* [DO THIS] Copy the data below exactly, omitting any picture it contains.

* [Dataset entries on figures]
= = = = = = =
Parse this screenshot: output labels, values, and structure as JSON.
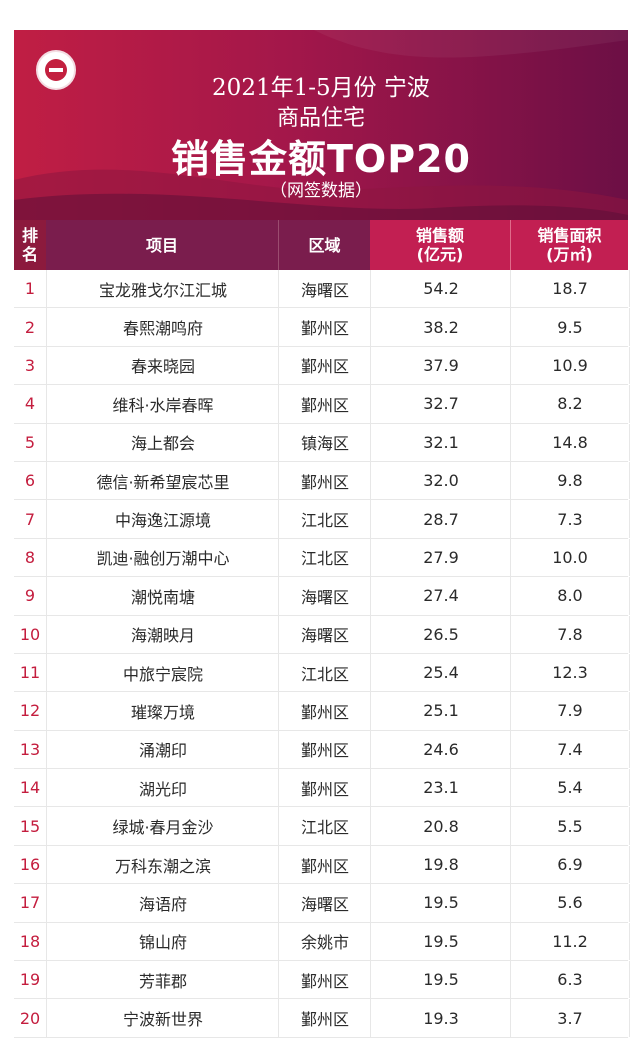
{
  "header": {
    "line1": "2021年1-5月份  宁波",
    "line2": "商品住宅",
    "line3": "销售金额TOP20",
    "line4": "（网签数据）"
  },
  "columns": {
    "rank": "排\n名",
    "project": "项目",
    "district": "区域",
    "sales": "销售额\n(亿元)",
    "area": "销售面积\n(万㎡)"
  },
  "colors": {
    "banner_start": "#c01e44",
    "banner_end": "#6c0f45",
    "header_bg": "#7a1d4d",
    "accent": "#c21f52",
    "rank_text": "#c41d3e"
  },
  "rows": [
    {
      "rank": "1",
      "project": "宝龙雅戈尔江汇城",
      "district": "海曙区",
      "sales": "54.2",
      "area": "18.7"
    },
    {
      "rank": "2",
      "project": "春熙潮鸣府",
      "district": "鄞州区",
      "sales": "38.2",
      "area": "9.5"
    },
    {
      "rank": "3",
      "project": "春来晓园",
      "district": "鄞州区",
      "sales": "37.9",
      "area": "10.9"
    },
    {
      "rank": "4",
      "project": "维科·水岸春晖",
      "district": "鄞州区",
      "sales": "32.7",
      "area": "8.2"
    },
    {
      "rank": "5",
      "project": "海上都会",
      "district": "镇海区",
      "sales": "32.1",
      "area": "14.8"
    },
    {
      "rank": "6",
      "project": "德信·新希望宸芯里",
      "district": "鄞州区",
      "sales": "32.0",
      "area": "9.8"
    },
    {
      "rank": "7",
      "project": "中海逸江源境",
      "district": "江北区",
      "sales": "28.7",
      "area": "7.3"
    },
    {
      "rank": "8",
      "project": "凯迪·融创万潮中心",
      "district": "江北区",
      "sales": "27.9",
      "area": "10.0"
    },
    {
      "rank": "9",
      "project": "潮悦南塘",
      "district": "海曙区",
      "sales": "27.4",
      "area": "8.0"
    },
    {
      "rank": "10",
      "project": "海潮映月",
      "district": "海曙区",
      "sales": "26.5",
      "area": "7.8"
    },
    {
      "rank": "11",
      "project": "中旅宁宸院",
      "district": "江北区",
      "sales": "25.4",
      "area": "12.3"
    },
    {
      "rank": "12",
      "project": "璀璨万境",
      "district": "鄞州区",
      "sales": "25.1",
      "area": "7.9"
    },
    {
      "rank": "13",
      "project": "涌潮印",
      "district": "鄞州区",
      "sales": "24.6",
      "area": "7.4"
    },
    {
      "rank": "14",
      "project": "湖光印",
      "district": "鄞州区",
      "sales": "23.1",
      "area": "5.4"
    },
    {
      "rank": "15",
      "project": "绿城·春月金沙",
      "district": "江北区",
      "sales": "20.8",
      "area": "5.5"
    },
    {
      "rank": "16",
      "project": "万科东潮之滨",
      "district": "鄞州区",
      "sales": "19.8",
      "area": "6.9"
    },
    {
      "rank": "17",
      "project": "海语府",
      "district": "海曙区",
      "sales": "19.5",
      "area": "5.6"
    },
    {
      "rank": "18",
      "project": "锦山府",
      "district": "余姚市",
      "sales": "19.5",
      "area": "11.2"
    },
    {
      "rank": "19",
      "project": "芳菲郡",
      "district": "鄞州区",
      "sales": "19.5",
      "area": "6.3"
    },
    {
      "rank": "20",
      "project": "宁波新世界",
      "district": "鄞州区",
      "sales": "19.3",
      "area": "3.7"
    }
  ]
}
= = = = = = =
* [TASK SOLUTION]
Parse this screenshot: output labels, values, and structure as JSON.
{
  "header": {
    "line1": "2021年1-5月份  宁波",
    "line2": "商品住宅",
    "line3": "销售金额TOP20",
    "line4": "（网签数据）"
  },
  "columns": {
    "rank": "排\n名",
    "project": "项目",
    "district": "区域",
    "sales": "销售额\n(亿元)",
    "area": "销售面积\n(万㎡)"
  },
  "colors": {
    "banner_start": "#c01e44",
    "banner_end": "#6c0f45",
    "header_bg": "#7a1d4d",
    "accent": "#c21f52",
    "rank_text": "#c41d3e"
  },
  "rows": [
    {
      "rank": "1",
      "project": "宝龙雅戈尔江汇城",
      "district": "海曙区",
      "sales": "54.2",
      "area": "18.7"
    },
    {
      "rank": "2",
      "project": "春熙潮鸣府",
      "district": "鄞州区",
      "sales": "38.2",
      "area": "9.5"
    },
    {
      "rank": "3",
      "project": "春来晓园",
      "district": "鄞州区",
      "sales": "37.9",
      "area": "10.9"
    },
    {
      "rank": "4",
      "project": "维科·水岸春晖",
      "district": "鄞州区",
      "sales": "32.7",
      "area": "8.2"
    },
    {
      "rank": "5",
      "project": "海上都会",
      "district": "镇海区",
      "sales": "32.1",
      "area": "14.8"
    },
    {
      "rank": "6",
      "project": "德信·新希望宸芯里",
      "district": "鄞州区",
      "sales": "32.0",
      "area": "9.8"
    },
    {
      "rank": "7",
      "project": "中海逸江源境",
      "district": "江北区",
      "sales": "28.7",
      "area": "7.3"
    },
    {
      "rank": "8",
      "project": "凯迪·融创万潮中心",
      "district": "江北区",
      "sales": "27.9",
      "area": "10.0"
    },
    {
      "rank": "9",
      "project": "潮悦南塘",
      "district": "海曙区",
      "sales": "27.4",
      "area": "8.0"
    },
    {
      "rank": "10",
      "project": "海潮映月",
      "district": "海曙区",
      "sales": "26.5",
      "area": "7.8"
    },
    {
      "rank": "11",
      "project": "中旅宁宸院",
      "district": "江北区",
      "sales": "25.4",
      "area": "12.3"
    },
    {
      "rank": "12",
      "project": "璀璨万境",
      "district": "鄞州区",
      "sales": "25.1",
      "area": "7.9"
    },
    {
      "rank": "13",
      "project": "涌潮印",
      "district": "鄞州区",
      "sales": "24.6",
      "area": "7.4"
    },
    {
      "rank": "14",
      "project": "湖光印",
      "district": "鄞州区",
      "sales": "23.1",
      "area": "5.4"
    },
    {
      "rank": "15",
      "project": "绿城·春月金沙",
      "district": "江北区",
      "sales": "20.8",
      "area": "5.5"
    },
    {
      "rank": "16",
      "project": "万科东潮之滨",
      "district": "鄞州区",
      "sales": "19.8",
      "area": "6.9"
    },
    {
      "rank": "17",
      "project": "海语府",
      "district": "海曙区",
      "sales": "19.5",
      "area": "5.6"
    },
    {
      "rank": "18",
      "project": "锦山府",
      "district": "余姚市",
      "sales": "19.5",
      "area": "11.2"
    },
    {
      "rank": "19",
      "project": "芳菲郡",
      "district": "鄞州区",
      "sales": "19.5",
      "area": "6.3"
    },
    {
      "rank": "20",
      "project": "宁波新世界",
      "district": "鄞州区",
      "sales": "19.3",
      "area": "3.7"
    }
  ]
}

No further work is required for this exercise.